>> Begin Available data
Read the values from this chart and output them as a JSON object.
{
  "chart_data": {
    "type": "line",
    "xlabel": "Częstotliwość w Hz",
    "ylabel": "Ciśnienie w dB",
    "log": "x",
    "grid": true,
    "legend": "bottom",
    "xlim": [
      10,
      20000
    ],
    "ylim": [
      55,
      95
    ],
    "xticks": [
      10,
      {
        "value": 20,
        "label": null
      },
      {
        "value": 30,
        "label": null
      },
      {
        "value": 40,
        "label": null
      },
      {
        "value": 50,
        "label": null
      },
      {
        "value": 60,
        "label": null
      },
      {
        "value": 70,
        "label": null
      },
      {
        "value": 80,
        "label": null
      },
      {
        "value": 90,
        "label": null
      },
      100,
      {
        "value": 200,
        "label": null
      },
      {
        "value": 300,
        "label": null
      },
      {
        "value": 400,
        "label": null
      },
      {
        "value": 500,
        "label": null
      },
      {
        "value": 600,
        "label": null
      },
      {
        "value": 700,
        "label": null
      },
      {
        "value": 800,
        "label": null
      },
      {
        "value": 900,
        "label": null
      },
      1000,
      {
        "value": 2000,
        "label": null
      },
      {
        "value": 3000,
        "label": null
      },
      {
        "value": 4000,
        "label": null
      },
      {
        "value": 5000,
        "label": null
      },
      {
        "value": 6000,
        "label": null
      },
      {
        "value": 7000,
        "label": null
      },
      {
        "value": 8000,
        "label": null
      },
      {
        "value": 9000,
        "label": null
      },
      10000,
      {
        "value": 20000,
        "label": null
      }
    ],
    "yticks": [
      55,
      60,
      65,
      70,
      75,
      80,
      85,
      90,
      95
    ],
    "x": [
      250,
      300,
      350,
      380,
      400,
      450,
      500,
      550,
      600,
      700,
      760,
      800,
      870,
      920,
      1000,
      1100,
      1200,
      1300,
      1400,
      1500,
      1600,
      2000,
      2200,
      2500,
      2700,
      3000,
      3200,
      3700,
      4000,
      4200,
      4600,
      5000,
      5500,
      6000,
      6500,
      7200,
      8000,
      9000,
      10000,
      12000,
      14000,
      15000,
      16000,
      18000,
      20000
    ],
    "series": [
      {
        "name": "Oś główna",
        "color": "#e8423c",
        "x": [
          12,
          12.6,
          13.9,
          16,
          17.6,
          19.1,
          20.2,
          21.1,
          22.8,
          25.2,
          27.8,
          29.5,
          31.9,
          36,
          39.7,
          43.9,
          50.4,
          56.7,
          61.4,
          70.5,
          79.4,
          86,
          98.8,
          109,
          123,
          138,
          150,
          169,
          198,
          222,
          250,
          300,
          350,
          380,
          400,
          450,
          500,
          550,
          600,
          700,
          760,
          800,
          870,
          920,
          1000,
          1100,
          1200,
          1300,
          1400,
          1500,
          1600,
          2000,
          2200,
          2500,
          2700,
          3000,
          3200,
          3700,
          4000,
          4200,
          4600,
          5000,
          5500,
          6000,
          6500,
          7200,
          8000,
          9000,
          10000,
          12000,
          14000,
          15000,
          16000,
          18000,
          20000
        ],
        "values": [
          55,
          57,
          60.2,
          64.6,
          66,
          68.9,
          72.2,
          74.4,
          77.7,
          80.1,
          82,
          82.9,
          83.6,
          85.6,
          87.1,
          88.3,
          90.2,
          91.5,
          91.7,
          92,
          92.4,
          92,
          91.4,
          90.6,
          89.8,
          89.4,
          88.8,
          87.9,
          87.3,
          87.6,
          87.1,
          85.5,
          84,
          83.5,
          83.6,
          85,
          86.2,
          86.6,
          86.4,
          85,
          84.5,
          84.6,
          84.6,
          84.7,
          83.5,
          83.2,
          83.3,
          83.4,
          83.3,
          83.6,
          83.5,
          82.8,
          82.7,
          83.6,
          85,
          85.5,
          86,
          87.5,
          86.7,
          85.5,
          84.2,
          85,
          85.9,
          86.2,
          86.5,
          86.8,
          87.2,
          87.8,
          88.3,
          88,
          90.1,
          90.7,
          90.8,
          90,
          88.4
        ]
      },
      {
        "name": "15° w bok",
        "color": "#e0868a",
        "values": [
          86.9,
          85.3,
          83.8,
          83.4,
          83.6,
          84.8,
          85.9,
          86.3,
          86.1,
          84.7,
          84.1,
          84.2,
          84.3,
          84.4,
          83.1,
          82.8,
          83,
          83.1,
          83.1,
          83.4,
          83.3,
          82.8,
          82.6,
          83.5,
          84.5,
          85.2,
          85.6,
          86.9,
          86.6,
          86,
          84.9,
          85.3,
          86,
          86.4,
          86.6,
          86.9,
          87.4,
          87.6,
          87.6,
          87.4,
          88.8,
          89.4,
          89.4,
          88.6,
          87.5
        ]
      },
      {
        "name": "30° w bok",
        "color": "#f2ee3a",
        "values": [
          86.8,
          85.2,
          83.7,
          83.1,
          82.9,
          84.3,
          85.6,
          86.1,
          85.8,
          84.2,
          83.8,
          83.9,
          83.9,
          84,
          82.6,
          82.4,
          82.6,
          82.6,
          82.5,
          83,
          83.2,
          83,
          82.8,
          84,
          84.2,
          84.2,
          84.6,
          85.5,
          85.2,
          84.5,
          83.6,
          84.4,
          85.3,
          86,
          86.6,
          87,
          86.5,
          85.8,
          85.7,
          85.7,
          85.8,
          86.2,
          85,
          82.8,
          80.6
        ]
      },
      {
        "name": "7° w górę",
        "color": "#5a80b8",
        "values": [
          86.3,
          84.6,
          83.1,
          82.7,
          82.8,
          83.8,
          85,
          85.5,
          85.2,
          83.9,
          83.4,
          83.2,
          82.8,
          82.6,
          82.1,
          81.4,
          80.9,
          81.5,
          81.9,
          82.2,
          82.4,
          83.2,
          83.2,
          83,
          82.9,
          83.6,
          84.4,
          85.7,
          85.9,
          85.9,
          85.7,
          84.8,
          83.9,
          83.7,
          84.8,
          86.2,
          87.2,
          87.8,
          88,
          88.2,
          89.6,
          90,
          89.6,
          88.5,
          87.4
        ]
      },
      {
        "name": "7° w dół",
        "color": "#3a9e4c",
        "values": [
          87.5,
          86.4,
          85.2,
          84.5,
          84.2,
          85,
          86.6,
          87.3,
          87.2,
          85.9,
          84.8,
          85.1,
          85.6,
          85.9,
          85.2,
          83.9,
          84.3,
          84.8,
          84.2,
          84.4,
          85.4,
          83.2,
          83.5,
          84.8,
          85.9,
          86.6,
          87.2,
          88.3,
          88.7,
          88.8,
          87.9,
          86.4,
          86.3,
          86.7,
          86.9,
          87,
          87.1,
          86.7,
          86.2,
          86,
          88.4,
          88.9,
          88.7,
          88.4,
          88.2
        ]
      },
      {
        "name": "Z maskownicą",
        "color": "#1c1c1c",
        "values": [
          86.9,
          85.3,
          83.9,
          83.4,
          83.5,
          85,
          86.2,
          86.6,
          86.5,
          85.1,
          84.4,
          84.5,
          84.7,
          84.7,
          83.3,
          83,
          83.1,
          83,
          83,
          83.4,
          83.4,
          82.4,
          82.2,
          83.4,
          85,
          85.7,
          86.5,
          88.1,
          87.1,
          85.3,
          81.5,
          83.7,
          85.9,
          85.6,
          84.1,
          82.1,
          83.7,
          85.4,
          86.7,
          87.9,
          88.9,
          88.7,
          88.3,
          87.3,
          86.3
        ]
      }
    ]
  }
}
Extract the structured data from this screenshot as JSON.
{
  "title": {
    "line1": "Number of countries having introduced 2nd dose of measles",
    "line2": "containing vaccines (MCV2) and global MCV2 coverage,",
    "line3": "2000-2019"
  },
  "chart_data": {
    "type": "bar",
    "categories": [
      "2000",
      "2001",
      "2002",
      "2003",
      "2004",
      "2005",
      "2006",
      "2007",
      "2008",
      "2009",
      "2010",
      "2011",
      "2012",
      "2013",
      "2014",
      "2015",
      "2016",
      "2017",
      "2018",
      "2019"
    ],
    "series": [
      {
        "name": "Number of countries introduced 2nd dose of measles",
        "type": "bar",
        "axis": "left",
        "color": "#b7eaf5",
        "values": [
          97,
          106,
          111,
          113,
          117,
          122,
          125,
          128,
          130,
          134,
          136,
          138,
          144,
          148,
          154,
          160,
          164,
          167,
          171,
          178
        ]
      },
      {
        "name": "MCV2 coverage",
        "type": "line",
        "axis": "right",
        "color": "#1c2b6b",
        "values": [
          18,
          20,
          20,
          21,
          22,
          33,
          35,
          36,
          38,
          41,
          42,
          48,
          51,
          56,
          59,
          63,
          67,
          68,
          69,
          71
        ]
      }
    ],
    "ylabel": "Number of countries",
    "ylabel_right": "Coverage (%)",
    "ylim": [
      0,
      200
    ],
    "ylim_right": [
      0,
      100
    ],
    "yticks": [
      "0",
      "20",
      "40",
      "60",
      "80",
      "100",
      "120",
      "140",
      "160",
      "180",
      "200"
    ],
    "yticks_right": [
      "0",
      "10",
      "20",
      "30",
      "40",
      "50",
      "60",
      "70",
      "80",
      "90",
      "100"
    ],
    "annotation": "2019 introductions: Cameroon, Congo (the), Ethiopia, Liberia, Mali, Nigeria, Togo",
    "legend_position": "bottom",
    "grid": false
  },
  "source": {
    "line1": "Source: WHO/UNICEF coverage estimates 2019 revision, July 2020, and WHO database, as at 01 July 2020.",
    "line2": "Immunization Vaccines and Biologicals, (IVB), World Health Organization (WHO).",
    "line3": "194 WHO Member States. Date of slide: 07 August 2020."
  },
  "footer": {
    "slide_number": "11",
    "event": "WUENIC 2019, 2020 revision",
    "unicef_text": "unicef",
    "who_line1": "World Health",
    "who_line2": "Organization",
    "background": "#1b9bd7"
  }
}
>> End Available data
Using the material above, work out how many lines contain the string "countries". Give that number alone.

◆ **Answer for this exercise**:
3